### [PROBLEM STATEMENT]
Select each line where the word "Integrations" appears.

Stored entries:
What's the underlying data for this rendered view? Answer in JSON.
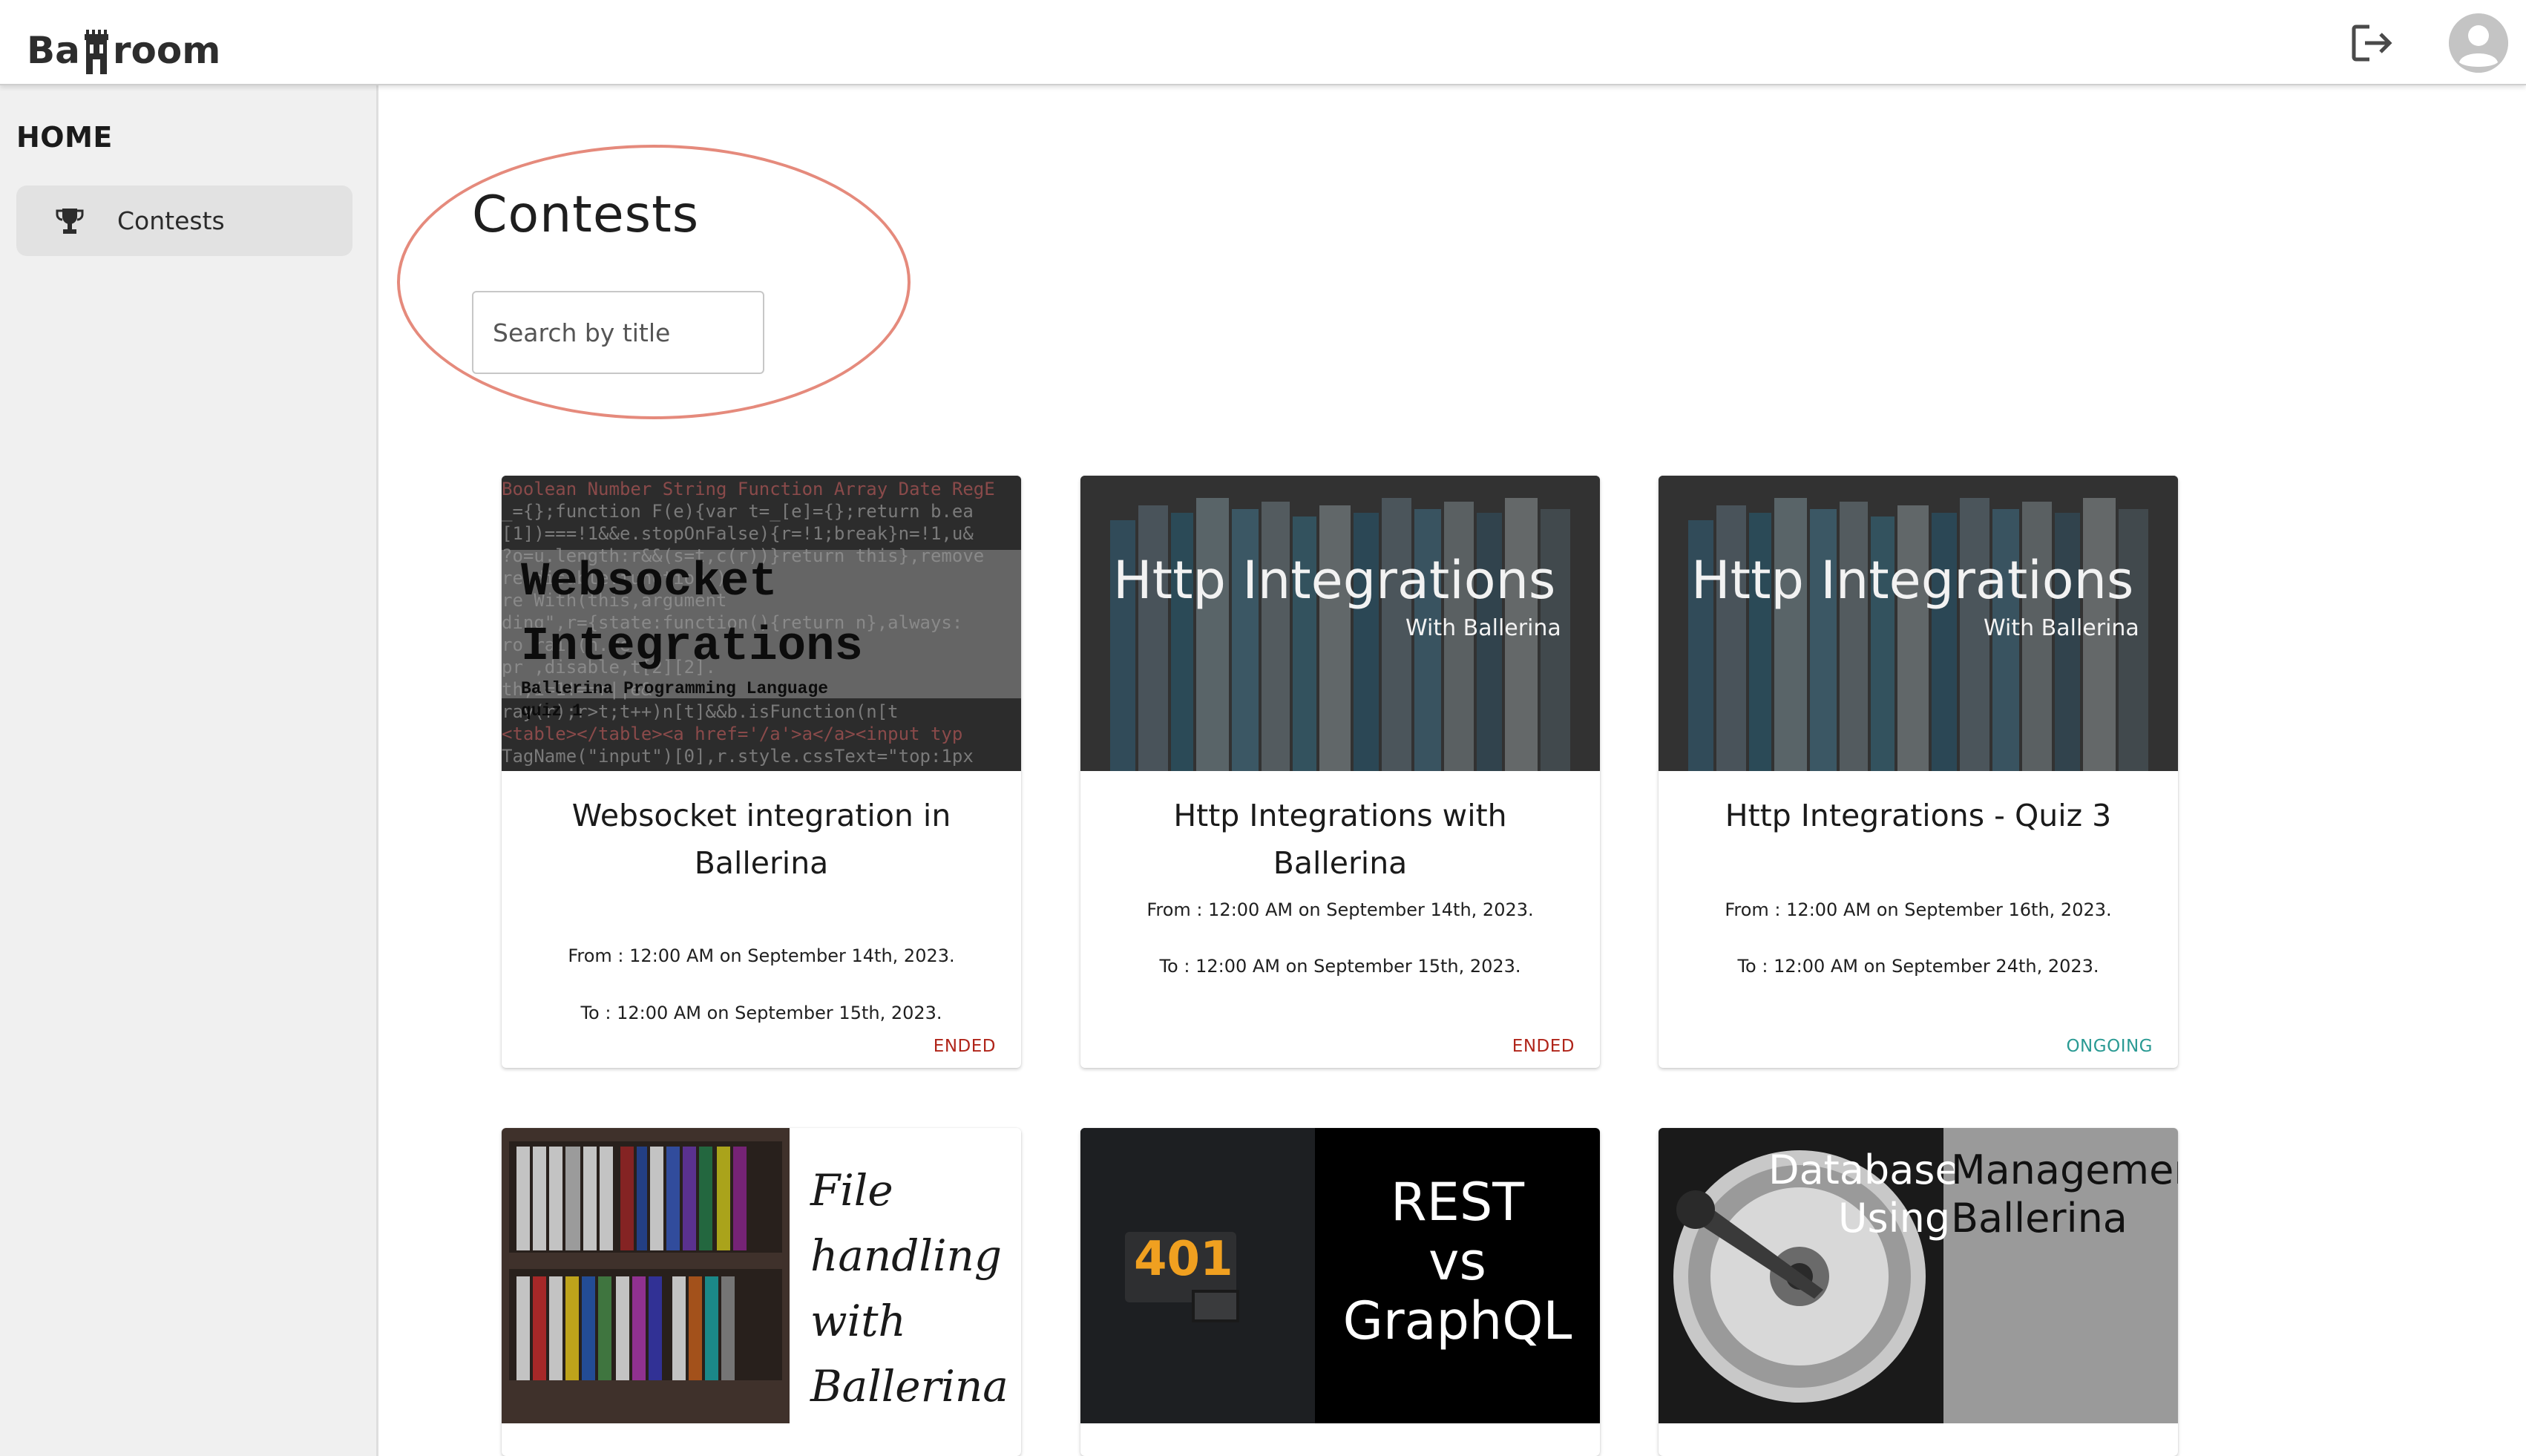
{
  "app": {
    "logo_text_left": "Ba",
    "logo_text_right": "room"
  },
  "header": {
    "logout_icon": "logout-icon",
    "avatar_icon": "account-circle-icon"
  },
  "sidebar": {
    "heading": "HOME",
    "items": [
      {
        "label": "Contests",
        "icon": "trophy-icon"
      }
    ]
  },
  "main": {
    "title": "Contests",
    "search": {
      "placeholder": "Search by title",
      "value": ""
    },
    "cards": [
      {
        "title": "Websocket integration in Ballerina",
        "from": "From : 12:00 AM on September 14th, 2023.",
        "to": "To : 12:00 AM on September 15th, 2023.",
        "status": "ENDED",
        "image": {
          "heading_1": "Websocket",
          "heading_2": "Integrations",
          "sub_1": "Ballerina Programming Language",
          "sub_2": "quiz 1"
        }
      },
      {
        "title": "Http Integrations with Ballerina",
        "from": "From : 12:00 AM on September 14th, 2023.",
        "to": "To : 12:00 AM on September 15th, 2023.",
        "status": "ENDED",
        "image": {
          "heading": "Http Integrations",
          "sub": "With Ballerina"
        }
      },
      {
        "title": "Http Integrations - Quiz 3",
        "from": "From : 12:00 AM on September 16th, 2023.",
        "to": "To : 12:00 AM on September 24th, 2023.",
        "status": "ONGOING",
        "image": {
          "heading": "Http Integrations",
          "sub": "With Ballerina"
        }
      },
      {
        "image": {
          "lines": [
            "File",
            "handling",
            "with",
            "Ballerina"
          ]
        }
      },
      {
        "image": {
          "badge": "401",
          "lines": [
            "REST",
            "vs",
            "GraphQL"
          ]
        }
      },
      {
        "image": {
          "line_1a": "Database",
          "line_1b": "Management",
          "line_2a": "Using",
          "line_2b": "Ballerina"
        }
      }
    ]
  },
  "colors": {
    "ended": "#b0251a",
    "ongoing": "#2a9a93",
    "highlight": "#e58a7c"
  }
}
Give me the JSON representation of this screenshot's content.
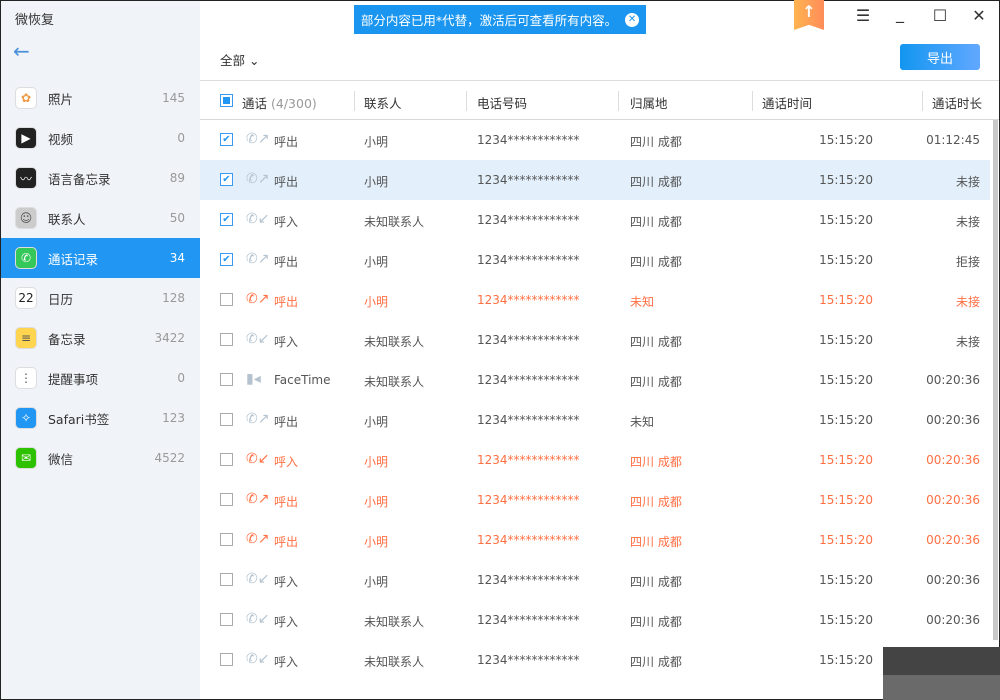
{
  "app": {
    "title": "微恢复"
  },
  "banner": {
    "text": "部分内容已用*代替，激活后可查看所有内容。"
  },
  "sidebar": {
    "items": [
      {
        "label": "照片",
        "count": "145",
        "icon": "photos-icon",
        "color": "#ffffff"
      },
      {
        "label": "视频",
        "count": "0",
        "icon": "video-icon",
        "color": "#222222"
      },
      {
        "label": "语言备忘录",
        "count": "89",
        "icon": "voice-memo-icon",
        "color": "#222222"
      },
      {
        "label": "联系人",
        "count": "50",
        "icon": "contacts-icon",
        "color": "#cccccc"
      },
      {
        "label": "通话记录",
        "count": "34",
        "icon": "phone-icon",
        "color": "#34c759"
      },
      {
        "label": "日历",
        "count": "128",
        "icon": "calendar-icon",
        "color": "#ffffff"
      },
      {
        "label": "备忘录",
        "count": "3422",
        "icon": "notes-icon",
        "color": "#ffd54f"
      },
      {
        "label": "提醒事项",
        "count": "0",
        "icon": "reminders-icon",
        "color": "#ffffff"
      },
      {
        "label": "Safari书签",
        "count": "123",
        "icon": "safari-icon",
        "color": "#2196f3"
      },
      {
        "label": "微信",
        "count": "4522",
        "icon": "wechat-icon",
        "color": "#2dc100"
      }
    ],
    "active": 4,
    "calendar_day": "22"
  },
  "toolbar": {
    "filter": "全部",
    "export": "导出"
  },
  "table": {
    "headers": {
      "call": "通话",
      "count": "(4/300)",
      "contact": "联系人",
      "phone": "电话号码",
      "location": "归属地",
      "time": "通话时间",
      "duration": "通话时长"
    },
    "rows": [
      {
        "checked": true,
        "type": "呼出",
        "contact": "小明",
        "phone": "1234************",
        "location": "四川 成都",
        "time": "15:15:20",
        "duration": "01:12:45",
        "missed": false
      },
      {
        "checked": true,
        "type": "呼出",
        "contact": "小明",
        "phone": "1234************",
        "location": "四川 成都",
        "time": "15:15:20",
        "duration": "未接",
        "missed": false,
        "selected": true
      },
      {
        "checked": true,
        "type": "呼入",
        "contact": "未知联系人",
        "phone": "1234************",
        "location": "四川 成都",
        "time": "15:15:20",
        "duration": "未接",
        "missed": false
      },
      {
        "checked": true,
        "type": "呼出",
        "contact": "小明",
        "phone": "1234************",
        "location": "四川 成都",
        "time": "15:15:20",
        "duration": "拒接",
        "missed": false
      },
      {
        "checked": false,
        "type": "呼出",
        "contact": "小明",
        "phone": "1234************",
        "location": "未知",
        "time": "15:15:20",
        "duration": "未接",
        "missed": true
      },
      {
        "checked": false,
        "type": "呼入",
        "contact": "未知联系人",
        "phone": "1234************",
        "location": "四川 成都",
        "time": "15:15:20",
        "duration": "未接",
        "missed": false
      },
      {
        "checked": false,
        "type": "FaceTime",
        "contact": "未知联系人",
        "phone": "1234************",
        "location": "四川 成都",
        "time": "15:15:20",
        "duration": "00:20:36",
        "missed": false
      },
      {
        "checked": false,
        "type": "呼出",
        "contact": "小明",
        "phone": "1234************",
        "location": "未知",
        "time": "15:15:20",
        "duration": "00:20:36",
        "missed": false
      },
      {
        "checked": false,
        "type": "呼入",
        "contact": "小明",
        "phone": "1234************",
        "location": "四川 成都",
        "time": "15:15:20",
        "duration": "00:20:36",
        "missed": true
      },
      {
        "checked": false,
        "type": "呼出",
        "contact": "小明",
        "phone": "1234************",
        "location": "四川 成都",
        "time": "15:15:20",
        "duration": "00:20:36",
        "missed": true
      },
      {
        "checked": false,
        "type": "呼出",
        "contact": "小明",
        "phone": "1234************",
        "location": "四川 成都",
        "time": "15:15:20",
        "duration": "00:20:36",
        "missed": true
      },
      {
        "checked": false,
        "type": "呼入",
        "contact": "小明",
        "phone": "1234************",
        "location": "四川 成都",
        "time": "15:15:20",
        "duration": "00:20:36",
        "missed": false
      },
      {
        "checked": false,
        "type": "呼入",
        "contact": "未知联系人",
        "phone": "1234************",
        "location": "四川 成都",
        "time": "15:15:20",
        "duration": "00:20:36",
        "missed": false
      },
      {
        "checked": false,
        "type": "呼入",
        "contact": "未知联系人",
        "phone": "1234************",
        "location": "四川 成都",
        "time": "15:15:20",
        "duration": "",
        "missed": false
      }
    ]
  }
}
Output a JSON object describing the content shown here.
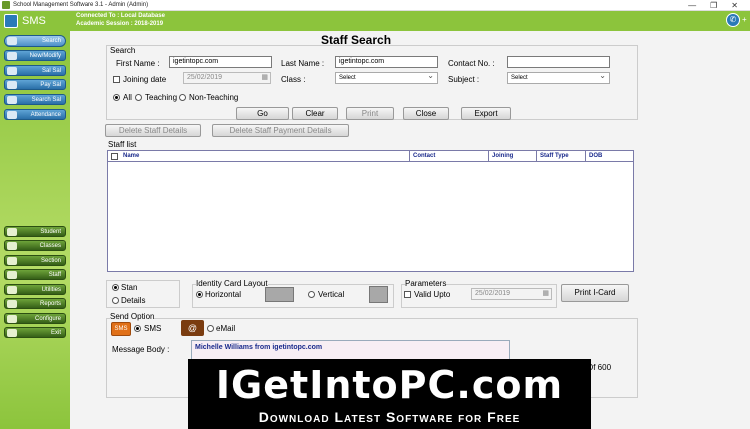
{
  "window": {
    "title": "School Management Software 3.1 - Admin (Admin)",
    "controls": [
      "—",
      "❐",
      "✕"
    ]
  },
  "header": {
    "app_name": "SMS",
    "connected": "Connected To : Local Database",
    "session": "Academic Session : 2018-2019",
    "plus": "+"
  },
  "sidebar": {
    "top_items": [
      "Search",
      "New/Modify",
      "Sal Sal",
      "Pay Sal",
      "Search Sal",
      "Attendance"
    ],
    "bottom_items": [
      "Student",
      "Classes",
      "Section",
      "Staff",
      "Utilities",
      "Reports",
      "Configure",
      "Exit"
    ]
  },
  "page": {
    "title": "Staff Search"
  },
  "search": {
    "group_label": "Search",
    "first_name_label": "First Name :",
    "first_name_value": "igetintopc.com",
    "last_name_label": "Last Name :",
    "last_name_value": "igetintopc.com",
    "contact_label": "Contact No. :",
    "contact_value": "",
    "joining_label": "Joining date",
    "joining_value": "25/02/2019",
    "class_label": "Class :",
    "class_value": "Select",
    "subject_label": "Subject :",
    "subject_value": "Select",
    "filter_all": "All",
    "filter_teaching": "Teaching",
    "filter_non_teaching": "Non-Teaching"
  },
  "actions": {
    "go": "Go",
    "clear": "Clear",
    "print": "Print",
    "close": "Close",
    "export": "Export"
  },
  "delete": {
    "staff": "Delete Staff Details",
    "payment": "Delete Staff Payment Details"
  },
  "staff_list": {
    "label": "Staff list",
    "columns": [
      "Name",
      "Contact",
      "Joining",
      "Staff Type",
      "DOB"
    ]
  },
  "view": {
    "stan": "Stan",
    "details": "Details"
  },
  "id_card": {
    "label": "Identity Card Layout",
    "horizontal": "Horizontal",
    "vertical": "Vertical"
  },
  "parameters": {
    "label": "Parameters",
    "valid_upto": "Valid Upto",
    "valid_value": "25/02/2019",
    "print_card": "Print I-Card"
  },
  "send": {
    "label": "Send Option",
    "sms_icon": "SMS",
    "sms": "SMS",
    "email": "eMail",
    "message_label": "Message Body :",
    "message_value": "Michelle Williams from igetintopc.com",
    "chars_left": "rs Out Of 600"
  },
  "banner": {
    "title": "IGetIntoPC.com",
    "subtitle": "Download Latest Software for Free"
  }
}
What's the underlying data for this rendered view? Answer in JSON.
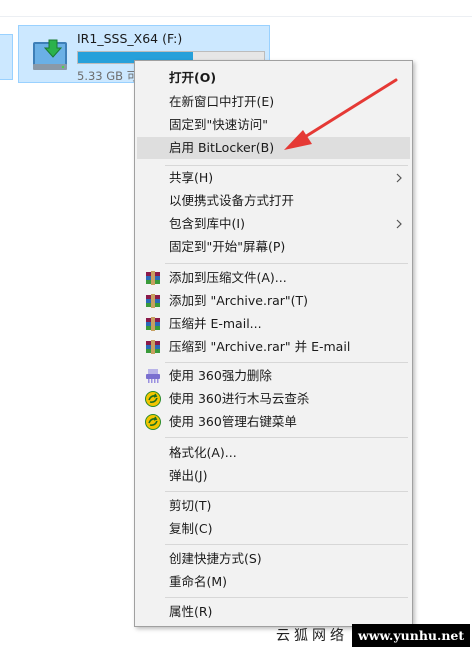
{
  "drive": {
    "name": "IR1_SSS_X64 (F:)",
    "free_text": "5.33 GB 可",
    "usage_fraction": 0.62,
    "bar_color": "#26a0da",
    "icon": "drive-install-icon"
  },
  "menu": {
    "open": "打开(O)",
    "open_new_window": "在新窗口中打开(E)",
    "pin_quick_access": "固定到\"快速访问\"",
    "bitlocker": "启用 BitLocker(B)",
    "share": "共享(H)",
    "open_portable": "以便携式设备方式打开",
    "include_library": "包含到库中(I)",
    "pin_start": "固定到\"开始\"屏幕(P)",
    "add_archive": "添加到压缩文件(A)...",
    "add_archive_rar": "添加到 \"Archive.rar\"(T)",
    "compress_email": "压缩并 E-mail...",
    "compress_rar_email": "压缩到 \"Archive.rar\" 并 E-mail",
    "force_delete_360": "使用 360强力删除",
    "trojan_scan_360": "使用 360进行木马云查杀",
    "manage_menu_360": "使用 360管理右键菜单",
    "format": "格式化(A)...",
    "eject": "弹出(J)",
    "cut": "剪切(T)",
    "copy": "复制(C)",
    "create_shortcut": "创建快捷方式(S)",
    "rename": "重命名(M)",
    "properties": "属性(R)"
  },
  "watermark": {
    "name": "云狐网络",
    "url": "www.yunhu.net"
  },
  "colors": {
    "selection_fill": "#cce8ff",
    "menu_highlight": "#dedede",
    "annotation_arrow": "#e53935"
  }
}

### [TASK OUTPUT]
          "heading_2": "Integrations",
        "title": "Http Integrations with Ballerina",
          "heading": "Http Integrations",
        "title": "Http Integrations - Quiz 3",
          "heading": "Http Integrations",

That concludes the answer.